[PROMPT]
The records that follow are to be transcribed in full, without their images.

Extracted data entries
— Begin —

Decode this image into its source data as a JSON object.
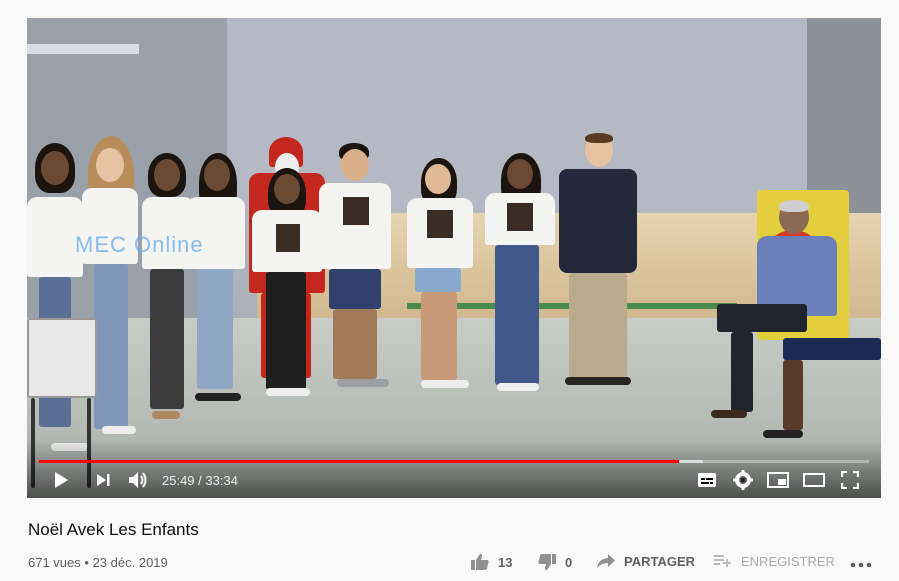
{
  "video": {
    "watermark": "MEC Online",
    "time_current": "25:49",
    "time_separator": "/",
    "time_total": "33:34",
    "progress_played": 0.771,
    "progress_loaded": 0.8,
    "accent_color": "#ff0000"
  },
  "controls": {
    "icons": [
      "play-icon",
      "next-icon",
      "volume-icon",
      "subtitles-icon",
      "settings-icon",
      "miniplayer-icon",
      "theater-icon",
      "fullscreen-icon"
    ]
  },
  "info": {
    "title": "Noël Avek Les Enfants",
    "views": "671 vues",
    "separator": "•",
    "date": "23 déc. 2019"
  },
  "actions": {
    "like_count": "13",
    "dislike_count": "0",
    "share_label": "PARTAGER",
    "save_label": "ENREGISTRER"
  }
}
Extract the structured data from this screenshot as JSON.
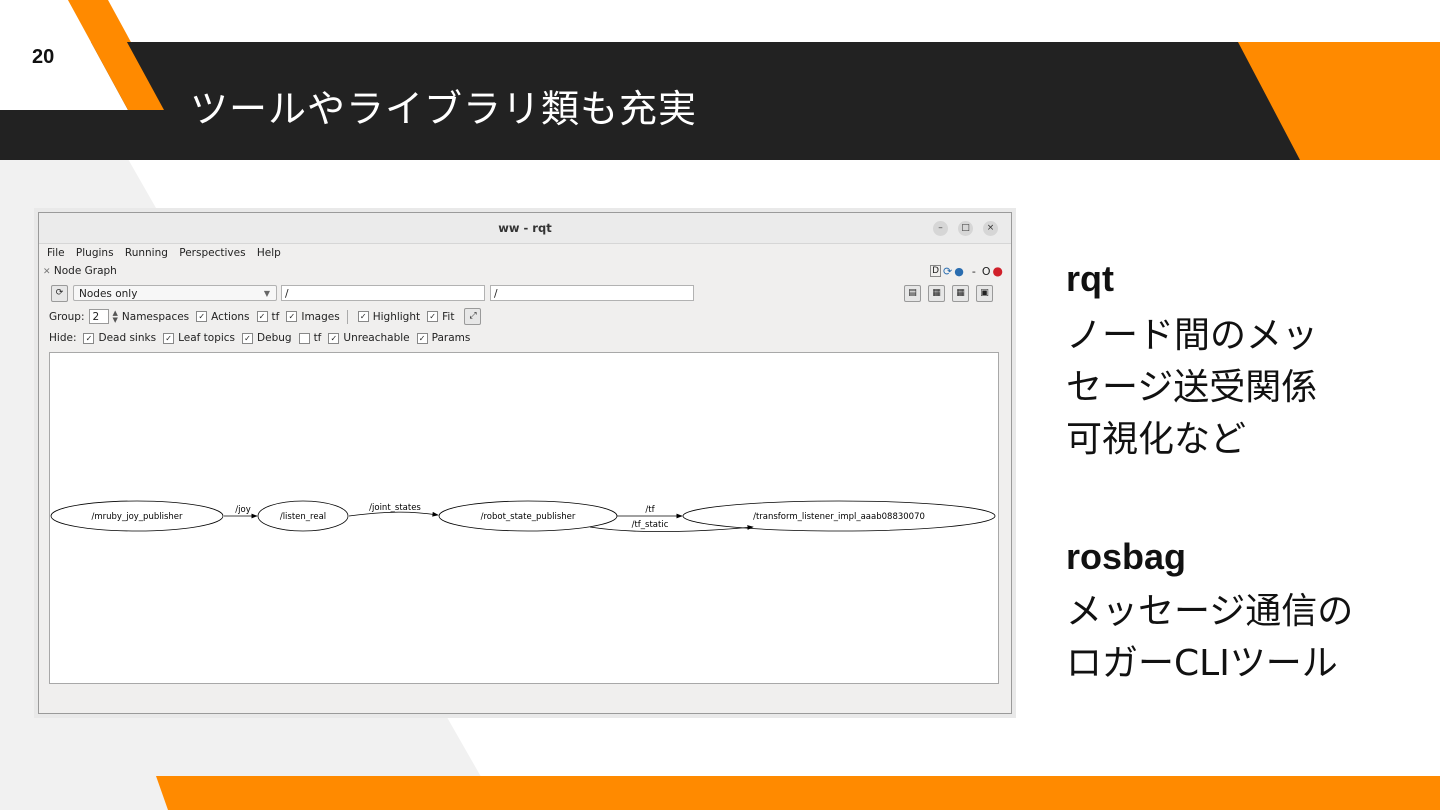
{
  "slide": {
    "page_number": "20",
    "title": "ツールやライブラリ類も充実",
    "colors": {
      "dark": "#222222",
      "accent": "#ff8a00",
      "light_panel": "#f1f1f1"
    }
  },
  "window": {
    "title": "ww - rqt",
    "controls": {
      "minimize": "–",
      "maximize": "□",
      "close": "×"
    },
    "menu": [
      "File",
      "Plugins",
      "Running",
      "Perspectives",
      "Help"
    ],
    "plugin_title": "Node Graph",
    "plugin_buttons": {
      "d": "D",
      "dash": "-",
      "o": "O"
    },
    "filter_combo": "Nodes only",
    "namespace_filter": "/",
    "topic_filter": "/",
    "group_label": "Group:",
    "group_value": "2",
    "options": [
      "Namespaces",
      "Actions",
      "tf",
      "Images",
      "Highlight",
      "Fit"
    ],
    "hide_label": "Hide:",
    "hide_options": [
      {
        "label": "Dead sinks",
        "checked": true
      },
      {
        "label": "Leaf topics",
        "checked": true
      },
      {
        "label": "Debug",
        "checked": true
      },
      {
        "label": "tf",
        "checked": false
      },
      {
        "label": "Unreachable",
        "checked": true
      },
      {
        "label": "Params",
        "checked": true
      }
    ],
    "graph": {
      "nodes": [
        "/mruby_joy_publisher",
        "/listen_real",
        "/robot_state_publisher",
        "/transform_listener_impl_aaab08830070"
      ],
      "edges": [
        "/joy",
        "/joint_states",
        "/tf",
        "/tf_static"
      ]
    }
  },
  "side": {
    "rqt_heading": "rqt",
    "rqt_lines": [
      "ノード間のメッ",
      "セージ送受関係",
      "可視化など"
    ],
    "rosbag_heading": "rosbag",
    "rosbag_lines": [
      "メッセージ通信の",
      "ロガーCLIツール"
    ]
  }
}
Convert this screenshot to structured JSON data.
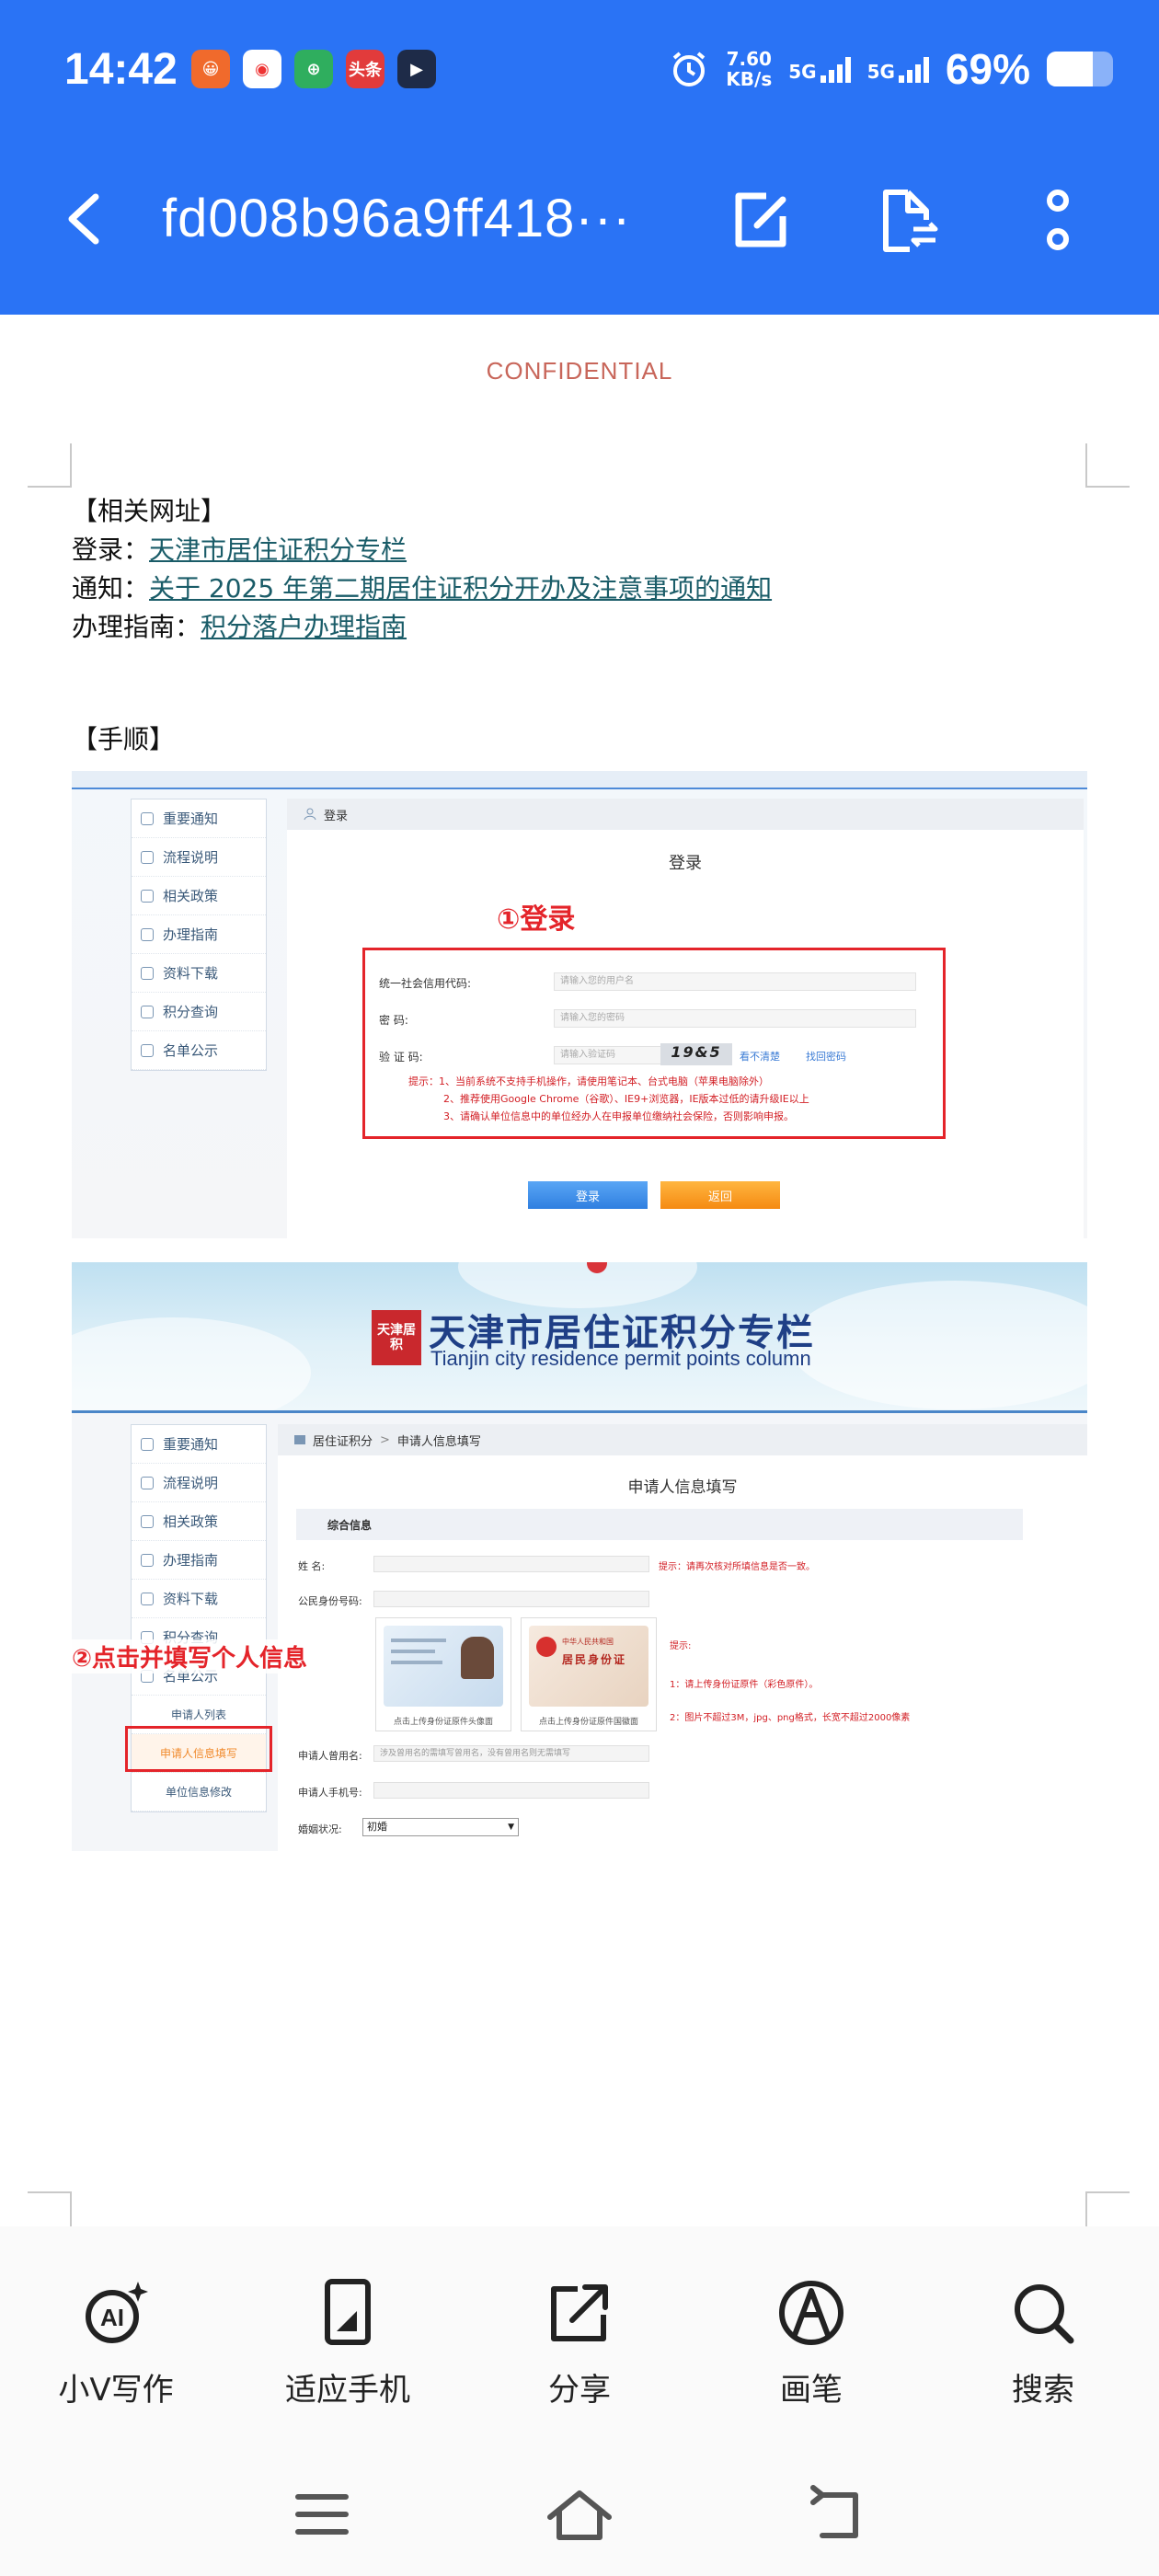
{
  "status_bar": {
    "time": "14:42",
    "apps": [
      {
        "name": "app-icon-1",
        "color": "#f06a2c",
        "glyph": "😀"
      },
      {
        "name": "app-icon-2",
        "color": "#ffffff",
        "glyph": "◉"
      },
      {
        "name": "app-icon-3",
        "color": "#2fae5e",
        "glyph": "⊕"
      },
      {
        "name": "toutiao-icon",
        "color": "#e23b3b",
        "glyph": "头条"
      },
      {
        "name": "app-icon-5",
        "color": "#1e2b48",
        "glyph": "▶"
      }
    ],
    "speed_value": "7.60",
    "speed_unit": "KB/s",
    "net1": "5G",
    "net2": "5G",
    "battery": "69%",
    "battery_level": 0.69
  },
  "nav": {
    "title": "fd008b96a9ff418···"
  },
  "doc": {
    "watermark": "CONFIDENTIAL",
    "links_heading": "【相关网址】",
    "line1_label": "登录：",
    "line1_link": "天津市居住证积分专栏",
    "line2_label": "通知：",
    "line2_link": "关于 2025 年第二期居住证积分开办及注意事项的通知",
    "line3_label": "办理指南：",
    "line3_link": "积分落户办理指南",
    "steps_heading": "【手顺】"
  },
  "shot1": {
    "menu": [
      "重要通知",
      "流程说明",
      "相关政策",
      "办理指南",
      "资料下载",
      "积分查询",
      "名单公示"
    ],
    "crumb": "登录",
    "panel_title": "登录",
    "annotation": "①登录",
    "fields": [
      {
        "label": "统一社会信用代码:",
        "placeholder": "请输入您的用户名"
      },
      {
        "label": "密      码:",
        "placeholder": "请输入您的密码"
      },
      {
        "label": "验  证  码:",
        "placeholder": "请输入验证码"
      }
    ],
    "captcha": "19&5",
    "captcha_link": "看不清楚",
    "forgot_link": "找回密码",
    "tips": [
      "提示：1、当前系统不支持手机操作，请使用笔记本、台式电脑（苹果电脑除外）",
      "2、推荐使用Google Chrome（谷歌）、IE9+浏览器，IE版本过低的请升级IE以上",
      "3、请确认单位信息中的单位经办人在申报单位缴纳社会保险，否则影响申报。"
    ],
    "btn_login": "登录",
    "btn_back": "返回"
  },
  "shot2": {
    "seal_text": "天津居积",
    "banner_cn": "天津市居住证积分专栏",
    "banner_en": "Tianjin city residence permit points column",
    "menu": [
      "重要通知",
      "流程说明",
      "相关政策",
      "办理指南",
      "资料下载",
      "积分查询",
      "名单公示"
    ],
    "submenu": [
      "申请人列表",
      "申请人信息填写",
      "单位信息修改"
    ],
    "crumb_home": "居住证积分",
    "crumb_sep": ">",
    "crumb_page": "申请人信息填写",
    "panel_title": "申请人信息填写",
    "section_title": "综合信息",
    "annotation": "②点击并填写个人信息",
    "name_label": "姓    名:",
    "name_tip": "提示：请再次核对所填信息是否一致。",
    "id_label": "公民身份号码:",
    "card1_caption": "点击上传身份证原件头像面",
    "card2_caption": "点击上传身份证原件国徽面",
    "card2_title": "中华人民共和国",
    "card2_subtitle": "居民身份证",
    "upload_tip_title": "提示:",
    "upload_tip1": "1：请上传身份证原件（彩色原件）。",
    "upload_tip2": "2：图片不超过3M，jpg、png格式，长宽不超过2000像素",
    "used_name_label": "申请人曾用名:",
    "used_name_placeholder": "涉及曾用名的需填写曾用名，没有曾用名则无需填写",
    "phone_label": "申请人手机号:",
    "marital_label": "婚姻状况:",
    "marital_value": "初婚"
  },
  "toolbar": {
    "items": [
      "小V写作",
      "适应手机",
      "分享",
      "画笔",
      "搜索"
    ]
  }
}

— End —

[RESPONSE TO THE EXERCISE]
Decode this image into its source data as a JSON object.
{
  "video": {
    "watermark": "MEC Online",
    "time_current": "25:49",
    "time_separator": "/",
    "time_total": "33:34",
    "progress_played": 0.771,
    "progress_loaded": 0.8,
    "accent_color": "#ff0000"
  },
  "controls": {
    "icons": [
      "play-icon",
      "next-icon",
      "volume-icon",
      "subtitles-icon",
      "settings-icon",
      "miniplayer-icon",
      "theater-icon",
      "fullscreen-icon"
    ]
  },
  "info": {
    "title": "Noël Avek Les Enfants",
    "views": "671 vues",
    "separator": "•",
    "date": "23 déc. 2019"
  },
  "actions": {
    "like_count": "13",
    "dislike_count": "0",
    "share_label": "PARTAGER",
    "save_label": "ENREGISTRER"
  }
}
Extract the structured data from this screenshot as JSON.
{
  "slide": {
    "page_number": "20",
    "title": "ツールやライブラリ類も充実",
    "colors": {
      "dark": "#222222",
      "accent": "#ff8a00",
      "light_panel": "#f1f1f1"
    }
  },
  "window": {
    "title": "ww - rqt",
    "controls": {
      "minimize": "–",
      "maximize": "□",
      "close": "×"
    },
    "menu": [
      "File",
      "Plugins",
      "Running",
      "Perspectives",
      "Help"
    ],
    "plugin_title": "Node Graph",
    "plugin_buttons": {
      "d": "D",
      "dash": "-",
      "o": "O"
    },
    "filter_combo": "Nodes only",
    "namespace_filter": "/",
    "topic_filter": "/",
    "group_label": "Group:",
    "group_value": "2",
    "options": [
      "Namespaces",
      "Actions",
      "tf",
      "Images",
      "Highlight",
      "Fit"
    ],
    "hide_label": "Hide:",
    "hide_options": [
      {
        "label": "Dead sinks",
        "checked": true
      },
      {
        "label": "Leaf topics",
        "checked": true
      },
      {
        "label": "Debug",
        "checked": true
      },
      {
        "label": "tf",
        "checked": false
      },
      {
        "label": "Unreachable",
        "checked": true
      },
      {
        "label": "Params",
        "checked": true
      }
    ],
    "graph": {
      "nodes": [
        "/mruby_joy_publisher",
        "/listen_real",
        "/robot_state_publisher",
        "/transform_listener_impl_aaab08830070"
      ],
      "edges": [
        "/joy",
        "/joint_states",
        "/tf",
        "/tf_static"
      ]
    }
  },
  "side": {
    "rqt_heading": "rqt",
    "rqt_lines": [
      "ノード間のメッ",
      "セージ送受関係",
      "可視化など"
    ],
    "rosbag_heading": "rosbag",
    "rosbag_lines": [
      "メッセージ通信の",
      "ロガーCLIツール"
    ]
  }
}
Convert this screenshot to structured JSON data.
{
  "status_bar": {
    "time": "14:42",
    "apps": [
      {
        "name": "app-icon-1",
        "color": "#f06a2c",
        "glyph": "😀"
      },
      {
        "name": "app-icon-2",
        "color": "#ffffff",
        "glyph": "◉"
      },
      {
        "name": "app-icon-3",
        "color": "#2fae5e",
        "glyph": "⊕"
      },
      {
        "name": "toutiao-icon",
        "color": "#e23b3b",
        "glyph": "头条"
      },
      {
        "name": "app-icon-5",
        "color": "#1e2b48",
        "glyph": "▶"
      }
    ],
    "speed_value": "7.60",
    "speed_unit": "KB/s",
    "net1": "5G",
    "net2": "5G",
    "battery": "69%",
    "battery_level": 0.69
  },
  "nav": {
    "title": "fd008b96a9ff418···"
  },
  "doc": {
    "watermark": "CONFIDENTIAL",
    "links_heading": "【相关网址】",
    "line1_label": "登录：",
    "line1_link": "天津市居住证积分专栏",
    "line2_label": "通知：",
    "line2_link": "关于 2025 年第二期居住证积分开办及注意事项的通知",
    "line3_label": "办理指南：",
    "line3_link": "积分落户办理指南",
    "steps_heading": "【手顺】"
  },
  "shot1": {
    "menu": [
      "重要通知",
      "流程说明",
      "相关政策",
      "办理指南",
      "资料下载",
      "积分查询",
      "名单公示"
    ],
    "crumb": "登录",
    "panel_title": "登录",
    "annotation": "①登录",
    "fields": [
      {
        "label": "统一社会信用代码:",
        "placeholder": "请输入您的用户名"
      },
      {
        "label": "密      码:",
        "placeholder": "请输入您的密码"
      },
      {
        "label": "验  证  码:",
        "placeholder": "请输入验证码"
      }
    ],
    "captcha": "19&5",
    "captcha_link": "看不清楚",
    "forgot_link": "找回密码",
    "tips": [
      "提示：1、当前系统不支持手机操作，请使用笔记本、台式电脑（苹果电脑除外）",
      "2、推荐使用Google Chrome（谷歌）、IE9+浏览器，IE版本过低的请升级IE以上",
      "3、请确认单位信息中的单位经办人在申报单位缴纳社会保险，否则影响申报。"
    ],
    "btn_login": "登录",
    "btn_back": "返回"
  },
  "shot2": {
    "seal_text": "天津居积",
    "banner_cn": "天津市居住证积分专栏",
    "banner_en": "Tianjin city residence permit points column",
    "menu": [
      "重要通知",
      "流程说明",
      "相关政策",
      "办理指南",
      "资料下载",
      "积分查询",
      "名单公示"
    ],
    "submenu": [
      "申请人列表",
      "申请人信息填写",
      "单位信息修改"
    ],
    "crumb_home": "居住证积分",
    "crumb_sep": ">",
    "crumb_page": "申请人信息填写",
    "panel_title": "申请人信息填写",
    "section_title": "综合信息",
    "annotation": "②点击并填写个人信息",
    "name_label": "姓    名:",
    "name_tip": "提示：请再次核对所填信息是否一致。",
    "id_label": "公民身份号码:",
    "card1_caption": "点击上传身份证原件头像面",
    "card2_caption": "点击上传身份证原件国徽面",
    "card2_title": "中华人民共和国",
    "card2_subtitle": "居民身份证",
    "upload_tip_title": "提示:",
    "upload_tip1": "1：请上传身份证原件（彩色原件）。",
    "upload_tip2": "2：图片不超过3M，jpg、png格式，长宽不超过2000像素",
    "used_name_label": "申请人曾用名:",
    "used_name_placeholder": "涉及曾用名的需填写曾用名，没有曾用名则无需填写",
    "phone_label": "申请人手机号:",
    "marital_label": "婚姻状况:",
    "marital_value": "初婚"
  },
  "toolbar": {
    "items": [
      "小V写作",
      "适应手机",
      "分享",
      "画笔",
      "搜索"
    ]
  }
}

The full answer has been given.